Output the data below in full, character for character.

[BEGIN]

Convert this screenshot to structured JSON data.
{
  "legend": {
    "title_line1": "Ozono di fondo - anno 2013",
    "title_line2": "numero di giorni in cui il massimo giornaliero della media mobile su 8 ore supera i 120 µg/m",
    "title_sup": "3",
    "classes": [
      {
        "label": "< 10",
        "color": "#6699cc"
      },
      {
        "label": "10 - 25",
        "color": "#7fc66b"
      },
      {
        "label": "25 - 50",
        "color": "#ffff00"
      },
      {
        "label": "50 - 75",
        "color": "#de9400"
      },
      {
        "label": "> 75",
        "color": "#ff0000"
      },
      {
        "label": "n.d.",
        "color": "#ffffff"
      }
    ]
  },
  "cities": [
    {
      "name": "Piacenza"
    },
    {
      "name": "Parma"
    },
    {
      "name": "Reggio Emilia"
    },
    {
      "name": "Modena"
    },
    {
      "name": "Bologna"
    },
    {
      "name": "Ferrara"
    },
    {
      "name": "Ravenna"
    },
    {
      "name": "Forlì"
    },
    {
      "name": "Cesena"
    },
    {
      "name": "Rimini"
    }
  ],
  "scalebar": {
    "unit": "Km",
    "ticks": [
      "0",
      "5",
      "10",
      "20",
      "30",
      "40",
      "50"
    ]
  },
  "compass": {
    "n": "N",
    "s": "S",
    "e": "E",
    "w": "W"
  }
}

[END]

**SOLUTION TO THE EXERCISE:**
Convert this screenshot to structured JSON data.
{
  "legend": {
    "title_line1": "Ozono di fondo - anno 2013",
    "title_line2": "numero di giorni in cui il massimo giornaliero della media mobile su 8 ore supera i 120 µg/m",
    "title_sup": "3",
    "classes": [
      {
        "label": "< 10",
        "color": "#6699cc"
      },
      {
        "label": "10 - 25",
        "color": "#7fc66b"
      },
      {
        "label": "25 - 50",
        "color": "#ffff00"
      },
      {
        "label": "50 - 75",
        "color": "#de9400"
      },
      {
        "label": "> 75",
        "color": "#ff0000"
      },
      {
        "label": "n.d.",
        "color": "#ffffff"
      }
    ]
  },
  "cities": [
    {
      "name": "Piacenza"
    },
    {
      "name": "Parma"
    },
    {
      "name": "Reggio Emilia"
    },
    {
      "name": "Modena"
    },
    {
      "name": "Bologna"
    },
    {
      "name": "Ferrara"
    },
    {
      "name": "Ravenna"
    },
    {
      "name": "Forlì"
    },
    {
      "name": "Cesena"
    },
    {
      "name": "Rimini"
    }
  ],
  "scalebar": {
    "unit": "Km",
    "ticks": [
      "0",
      "5",
      "10",
      "20",
      "30",
      "40",
      "50"
    ]
  },
  "compass": {
    "n": "N",
    "s": "S",
    "e": "E",
    "w": "W"
  }
}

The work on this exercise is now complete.